Data supplied:
-------------------------

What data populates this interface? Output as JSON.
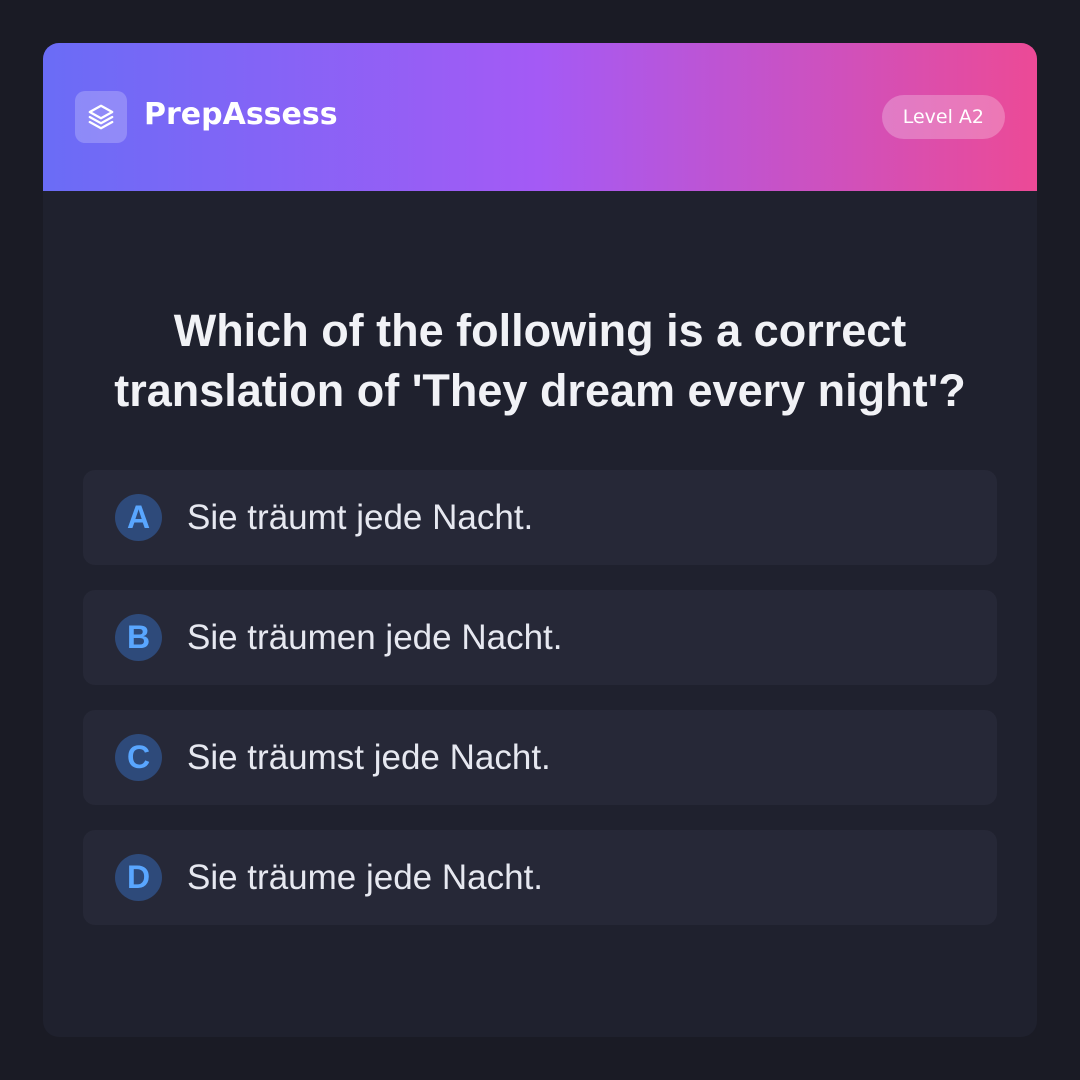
{
  "header": {
    "brand": "PrepAssess",
    "logo_icon": "layers-icon",
    "level_badge": "Level A2"
  },
  "question": {
    "text": "Which of the following is a correct translation of 'They dream every night'?"
  },
  "options": [
    {
      "letter": "A",
      "text": "Sie träumt jede Nacht."
    },
    {
      "letter": "B",
      "text": "Sie träumen jede Nacht."
    },
    {
      "letter": "C",
      "text": "Sie träumst jede Nacht."
    },
    {
      "letter": "D",
      "text": "Sie träume jede Nacht."
    }
  ],
  "colors": {
    "background": "#1a1b25",
    "card": "#1f212e",
    "option_bg": "#262837",
    "gradient_start": "#6a6cf6",
    "gradient_mid": "#a45af5",
    "gradient_end": "#ec4a96",
    "accent_letter": "#59a6ff"
  }
}
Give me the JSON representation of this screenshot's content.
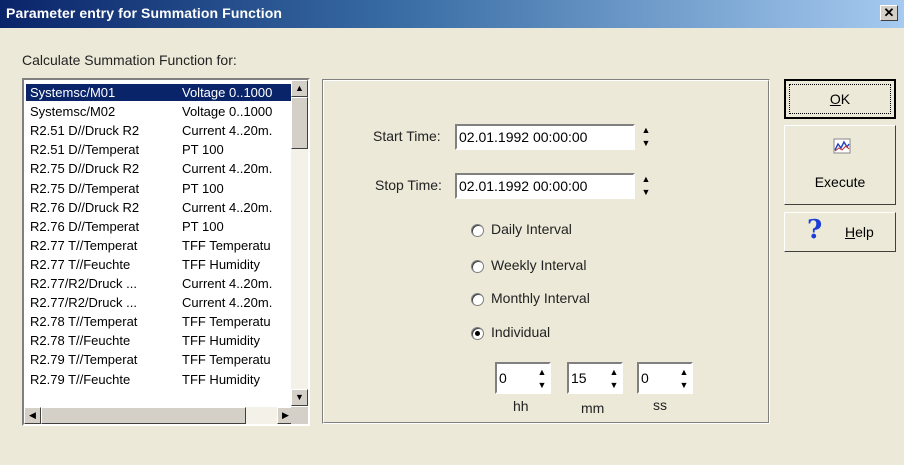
{
  "window": {
    "title": "Parameter entry for Summation Function",
    "close_glyph": "✕"
  },
  "caption": "Calculate Summation Function for:",
  "channels": [
    {
      "name": "Systemsc/M01",
      "type": "Voltage 0..1000",
      "selected": true
    },
    {
      "name": "Systemsc/M02",
      "type": "Voltage 0..1000"
    },
    {
      "name": "R2.51 D//Druck R2",
      "type": "Current 4..20m."
    },
    {
      "name": "R2.51 D//Temperat",
      "type": "PT 100"
    },
    {
      "name": "R2.75 D//Druck R2",
      "type": "Current 4..20m."
    },
    {
      "name": "R2.75 D//Temperat",
      "type": "PT 100"
    },
    {
      "name": "R2.76 D//Druck R2",
      "type": "Current 4..20m."
    },
    {
      "name": "R2.76 D//Temperat",
      "type": "PT 100"
    },
    {
      "name": "R2.77 T//Temperat",
      "type": "TFF Temperatu"
    },
    {
      "name": "R2.77 T//Feuchte",
      "type": "TFF Humidity"
    },
    {
      "name": "R2.77/R2/Druck ...",
      "type": "Current 4..20m."
    },
    {
      "name": "R2.77/R2/Druck ...",
      "type": "Current 4..20m."
    },
    {
      "name": "R2.78 T//Temperat",
      "type": "TFF Temperatu"
    },
    {
      "name": "R2.78 T//Feuchte",
      "type": "TFF Humidity"
    },
    {
      "name": "R2.79 T//Temperat",
      "type": "TFF Temperatu"
    },
    {
      "name": "R2.79 T//Feuchte",
      "type": "TFF Humidity"
    }
  ],
  "start_time": {
    "label": "Start Time:",
    "value": "02.01.1992 00:00:00"
  },
  "stop_time": {
    "label": "Stop Time:",
    "value": "02.01.1992 00:00:00"
  },
  "intervals": [
    {
      "label": "Daily Interval",
      "checked": false
    },
    {
      "label": "Weekly Interval",
      "checked": false
    },
    {
      "label": "Monthly Interval",
      "checked": false
    },
    {
      "label": "Individual",
      "checked": true
    }
  ],
  "individual": {
    "hh": {
      "value": "0",
      "label": "hh"
    },
    "mm": {
      "value": "15",
      "label": "mm"
    },
    "ss": {
      "value": "0",
      "label": "ss"
    }
  },
  "buttons": {
    "ok": {
      "label": "OK",
      "mnemonic": "O",
      "rest": "K"
    },
    "execute": {
      "label": "Execute",
      "icon": "chart-icon"
    },
    "help": {
      "label": "Help",
      "mnemonic": "H",
      "rest": "elp",
      "icon": "question-mark-icon"
    }
  },
  "spin_glyphs": {
    "up": "▲",
    "down": "▼",
    "left": "◀",
    "right": "▶"
  },
  "colors": {
    "selection": "#0a246a",
    "help_icon": "#1a3fd6"
  }
}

-------------------------

Given problem: Give only the number of lines in the material above where the string "jede" appears.

The solution: 4